(Rows from a figure dataset)
+ + + +

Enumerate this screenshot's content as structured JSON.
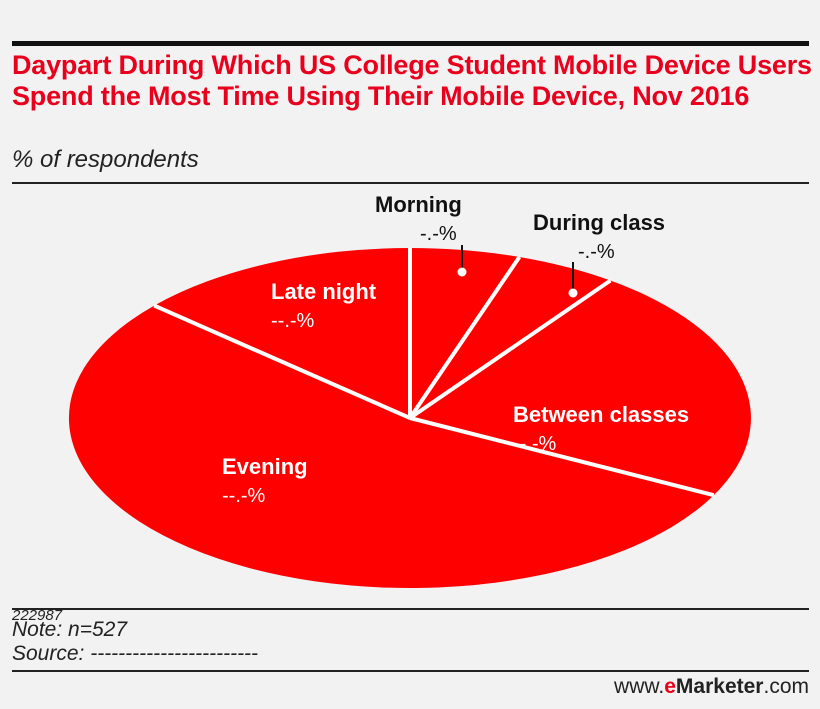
{
  "header": {
    "title": "Daypart During Which US College Student Mobile Device Users Spend the Most Time Using Their Mobile Device, Nov 2016",
    "subtitle": "% of respondents"
  },
  "footer": {
    "id": "222987",
    "note": "Note: n=527",
    "source": "Source: ------------------------",
    "brand_prefix": "www.",
    "brand_e": "e",
    "brand_name": "Marketer",
    "brand_suffix": ".com"
  },
  "colors": {
    "accent": "#e8001c",
    "slice_fill": "#ff0000",
    "divider": "#ffffff",
    "text_dark": "#111111"
  },
  "chart_data": {
    "type": "pie",
    "title": "Daypart During Which US College Student Mobile Device Users Spend the Most Time Using Their Mobile Device, Nov 2016",
    "unit": "% of respondents",
    "note": "values masked in source image (shown as dashes); slice shares estimated from the drawing",
    "slices": [
      {
        "name": "Morning",
        "display": "-.-%",
        "estimated_share": 5.2
      },
      {
        "name": "During class",
        "display": "-.-%",
        "estimated_share": 4.8
      },
      {
        "name": "Between classes",
        "display": "--.-%",
        "estimated_share": 22.5
      },
      {
        "name": "Evening",
        "display": "--.-%",
        "estimated_share": 54.0
      },
      {
        "name": "Late night",
        "display": "--.-%",
        "estimated_share": 13.5
      }
    ]
  }
}
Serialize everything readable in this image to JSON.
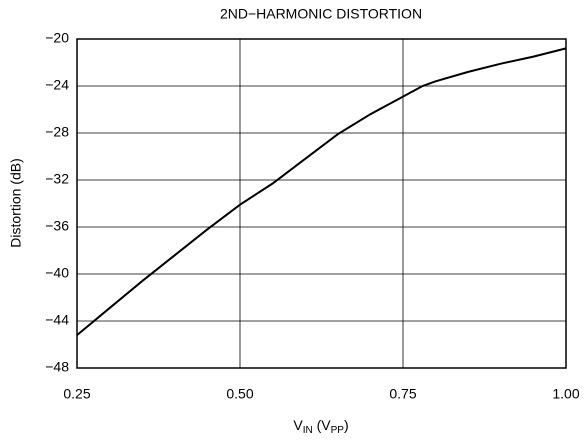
{
  "chart_data": {
    "type": "line",
    "title": "2ND−HARMONIC DISTORTION",
    "ylabel": "Distortion (dB)",
    "xlabel": [
      "V",
      "IN",
      " (V",
      "PP",
      ")"
    ],
    "x": [
      0.25,
      0.3,
      0.35,
      0.4,
      0.45,
      0.5,
      0.55,
      0.6,
      0.65,
      0.7,
      0.75,
      0.78,
      0.8,
      0.85,
      0.9,
      0.95,
      1.0
    ],
    "series": [
      {
        "color": "#000000",
        "values": [
          -45.2,
          -42.9,
          -40.6,
          -38.4,
          -36.2,
          -34.1,
          -32.3,
          -30.2,
          -28.1,
          -26.4,
          -24.9,
          -24.0,
          -23.6,
          -22.8,
          -22.1,
          -21.5,
          -20.8
        ]
      }
    ],
    "xlim": [
      0.25,
      1.0
    ],
    "xticks": [
      0.25,
      {
        "value": 0.5,
        "label": "0.50"
      },
      0.75,
      {
        "value": 1.0,
        "label": "1.00"
      }
    ],
    "ylim": [
      -48,
      -20
    ],
    "yticks": [
      {
        "value": -20,
        "label": "−20"
      },
      {
        "value": -24,
        "label": "−24"
      },
      {
        "value": -28,
        "label": "−28"
      },
      {
        "value": -32,
        "label": "−32"
      },
      {
        "value": -36,
        "label": "−36"
      },
      {
        "value": -40,
        "label": "−40"
      },
      {
        "value": -44,
        "label": "−44"
      },
      {
        "value": -48,
        "label": "−48"
      }
    ],
    "grid": true
  }
}
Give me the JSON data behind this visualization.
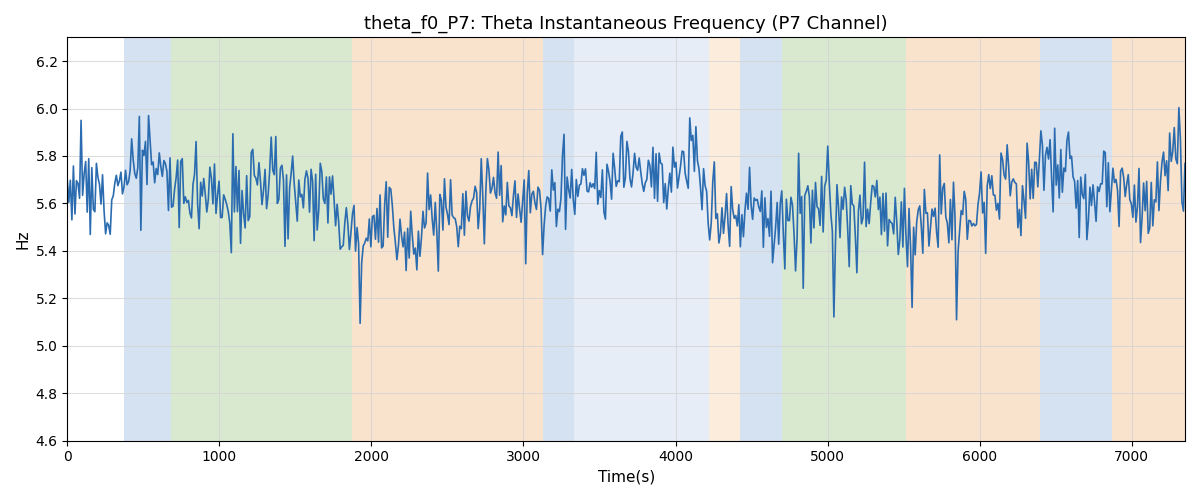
{
  "title": "theta_f0_P7: Theta Instantaneous Frequency (P7 Channel)",
  "xlabel": "Time(s)",
  "ylabel": "Hz",
  "xlim": [
    0,
    7350
  ],
  "ylim": [
    4.6,
    6.3
  ],
  "line_color": "#2b6cb0",
  "line_width": 1.2,
  "background_color": "#ffffff",
  "regions": [
    {
      "start": 375,
      "end": 680,
      "color": "#adc6e5",
      "alpha": 0.5
    },
    {
      "start": 680,
      "end": 1872,
      "color": "#b2d4a0",
      "alpha": 0.5
    },
    {
      "start": 1872,
      "end": 3130,
      "color": "#f5c99a",
      "alpha": 0.5
    },
    {
      "start": 3130,
      "end": 3335,
      "color": "#adc6e5",
      "alpha": 0.5
    },
    {
      "start": 3335,
      "end": 4220,
      "color": "#adc6e5",
      "alpha": 0.3
    },
    {
      "start": 4220,
      "end": 4424,
      "color": "#f5c99a",
      "alpha": 0.35
    },
    {
      "start": 4424,
      "end": 4697,
      "color": "#adc6e5",
      "alpha": 0.5
    },
    {
      "start": 4697,
      "end": 5513,
      "color": "#b2d4a0",
      "alpha": 0.5
    },
    {
      "start": 5513,
      "end": 6396,
      "color": "#f5c99a",
      "alpha": 0.5
    },
    {
      "start": 6396,
      "end": 6872,
      "color": "#adc6e5",
      "alpha": 0.5
    },
    {
      "start": 6872,
      "end": 7350,
      "color": "#f5c99a",
      "alpha": 0.5
    }
  ],
  "n_points": 730,
  "seed": 12,
  "base_freq": 5.62,
  "title_fontsize": 13,
  "yticks": [
    4.6,
    4.8,
    5.0,
    5.2,
    5.4,
    5.6,
    5.8,
    6.0,
    6.2
  ],
  "xticks": [
    0,
    1000,
    2000,
    3000,
    4000,
    5000,
    6000,
    7000
  ]
}
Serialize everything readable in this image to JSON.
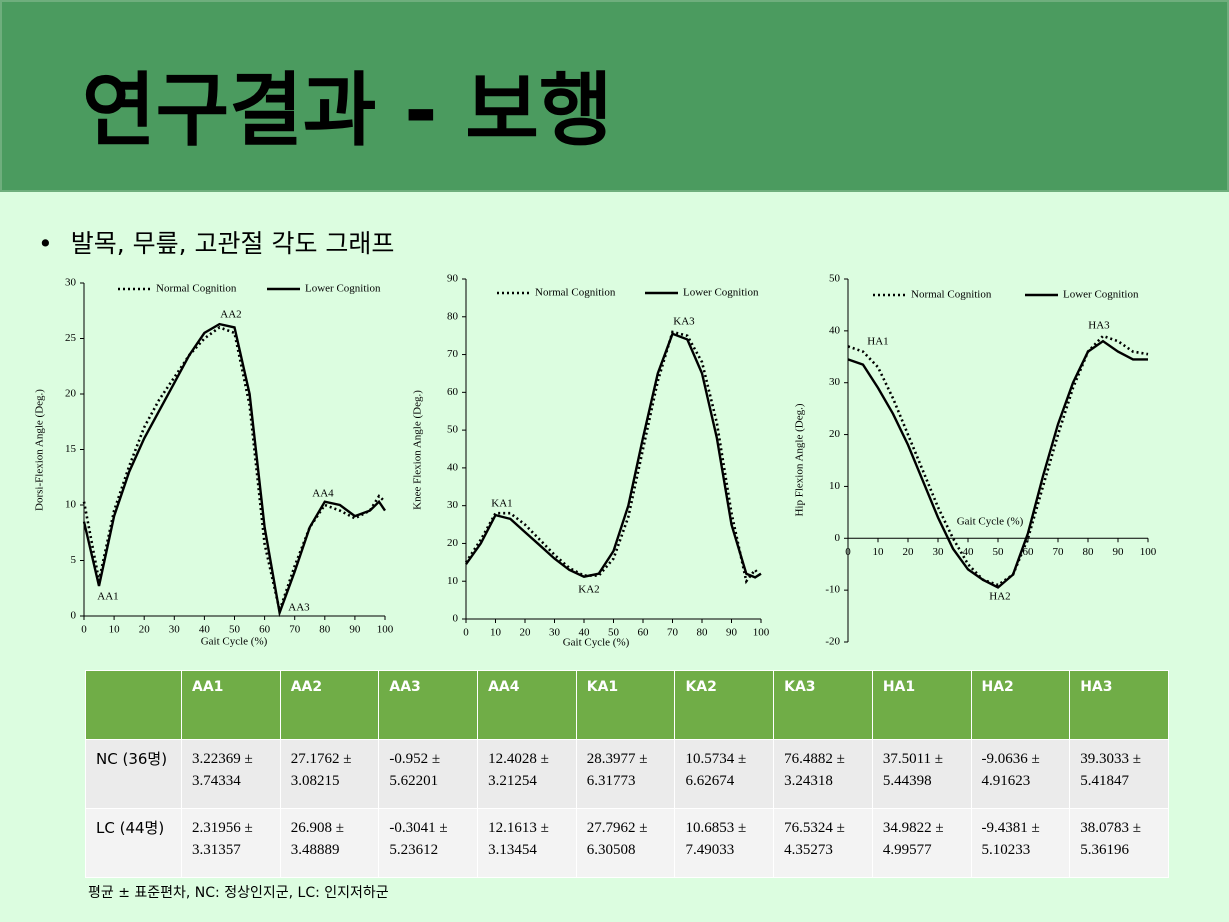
{
  "header": {
    "title": "연구결과 - 보행"
  },
  "bullet": "발목, 무릎, 고관절 각도 그래프",
  "chart_data": [
    {
      "type": "line",
      "ylabel": "Dorsi-Flexion Angle (Deg.)",
      "xlabel": "Gait Cycle (%)",
      "x": [
        0,
        5,
        10,
        15,
        20,
        25,
        30,
        35,
        40,
        45,
        50,
        55,
        60,
        65,
        70,
        75,
        80,
        85,
        90,
        95,
        98,
        100
      ],
      "series": [
        {
          "name": "Normal Cognition",
          "color": "#000000",
          "line_style": "dotted",
          "values": [
            10.3,
            3.2,
            9.5,
            13.5,
            17,
            19.5,
            21.5,
            23.5,
            25,
            26,
            25.5,
            19,
            6.5,
            0.5,
            4.5,
            8,
            10,
            9.5,
            8.8,
            9.5,
            10.8,
            10.3
          ]
        },
        {
          "name": "Lower Cognition",
          "color": "#000000",
          "line_style": "solid",
          "values": [
            8.5,
            2.7,
            9,
            13,
            16,
            18.5,
            21,
            23.5,
            25.5,
            26.3,
            26,
            20,
            8,
            0.3,
            4,
            8,
            10.3,
            10,
            9,
            9.5,
            10.3,
            9.5
          ]
        }
      ],
      "annotations": [
        "AA1",
        "AA2",
        "AA3",
        "AA4"
      ],
      "xlim": [
        0,
        100
      ],
      "xticks": [
        0,
        10,
        20,
        30,
        40,
        50,
        60,
        70,
        80,
        90,
        100
      ],
      "ylim": [
        0,
        30
      ],
      "yticks": [
        0,
        5,
        10,
        15,
        20,
        25,
        30
      ]
    },
    {
      "type": "line",
      "ylabel": "Knee Flexion Angle (Deg.)",
      "xlabel": "Gait Cycle (%)",
      "x": [
        0,
        5,
        10,
        15,
        20,
        25,
        30,
        35,
        40,
        45,
        50,
        55,
        60,
        65,
        70,
        75,
        80,
        85,
        90,
        95,
        98,
        100
      ],
      "series": [
        {
          "name": "Normal Cognition",
          "color": "#000000",
          "line_style": "dotted",
          "values": [
            15,
            21,
            28,
            28,
            25,
            21,
            17,
            13.5,
            11.5,
            11.5,
            16,
            27,
            45,
            63,
            76,
            75,
            68,
            52,
            28,
            10,
            13,
            11
          ]
        },
        {
          "name": "Lower Cognition",
          "color": "#000000",
          "line_style": "solid",
          "values": [
            14.5,
            20,
            27.5,
            26.5,
            23,
            19.5,
            16,
            13,
            11.2,
            12,
            18,
            30,
            48,
            65,
            75.5,
            74,
            65,
            48,
            25,
            12,
            11,
            12
          ]
        }
      ],
      "annotations": [
        "KA1",
        "KA2",
        "KA3"
      ],
      "xlim": [
        0,
        100
      ],
      "xticks": [
        0,
        10,
        20,
        30,
        40,
        50,
        60,
        70,
        80,
        90,
        100
      ],
      "ylim": [
        0,
        90
      ],
      "yticks": [
        0,
        10,
        20,
        30,
        40,
        50,
        60,
        70,
        80,
        90
      ]
    },
    {
      "type": "line",
      "ylabel": "Hip Flexion Angle (Deg.)",
      "xlabel": "Gait Cycle (%)",
      "x": [
        0,
        5,
        10,
        15,
        20,
        25,
        30,
        35,
        40,
        45,
        50,
        55,
        60,
        65,
        70,
        75,
        80,
        85,
        90,
        95,
        100
      ],
      "series": [
        {
          "name": "Normal Cognition",
          "color": "#000000",
          "line_style": "dotted",
          "values": [
            37,
            36,
            33,
            27,
            20,
            13,
            6,
            0,
            -5,
            -8,
            -9,
            -7,
            0,
            10,
            20,
            29,
            36,
            39,
            38,
            36,
            35.5
          ]
        },
        {
          "name": "Lower Cognition",
          "color": "#000000",
          "line_style": "solid",
          "values": [
            34.5,
            33.5,
            29,
            24,
            18,
            11,
            4,
            -2,
            -6,
            -8,
            -9.5,
            -7,
            1,
            12,
            22,
            30,
            36,
            38,
            36,
            34.5,
            34.5
          ]
        }
      ],
      "annotations": [
        "HA1",
        "HA2",
        "HA3"
      ],
      "xlim": [
        0,
        100
      ],
      "xticks": [
        0,
        10,
        20,
        30,
        40,
        50,
        60,
        70,
        80,
        90,
        100
      ],
      "ylim": [
        -20,
        50
      ],
      "yticks": [
        -20,
        -10,
        0,
        10,
        20,
        30,
        40,
        50
      ]
    }
  ],
  "table": {
    "header": [
      "AA1",
      "AA2",
      "AA3",
      "AA4",
      "KA1",
      "KA2",
      "KA3",
      "HA1",
      "HA2",
      "HA3"
    ],
    "rows": [
      [
        "NC (36명)",
        "3.22369 ± 3.74334",
        "27.1762 ± 3.08215",
        "-0.952 ± 5.62201",
        "12.4028 ± 3.21254",
        "28.3977 ± 6.31773",
        "10.5734 ± 6.62674",
        "76.4882 ± 3.24318",
        "37.5011 ± 5.44398",
        "-9.0636 ± 4.91623",
        "39.3033 ± 5.41847"
      ],
      [
        "LC (44명)",
        "2.31956 ± 3.31357",
        "26.908 ± 3.48889",
        "-0.3041 ± 5.23612",
        "12.1613 ± 3.13454",
        "27.7962 ± 6.30508",
        "10.6853 ± 7.49033",
        "76.5324 ± 4.35273",
        "34.9822 ± 4.99577",
        "-9.4381 ± 5.10233",
        "38.0783 ± 5.36196"
      ]
    ]
  },
  "footnote": "평균 ± 표준편차, NC: 정상인지군, LC: 인지저하군"
}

+ + + +

[WRITTEN TASK]: Whenever "respondents" turns up in a line, pick that line out.

[RESULT OF THE EXERCISE]:
    "subtitle": "% of respondents"
    "unit": "% of respondents",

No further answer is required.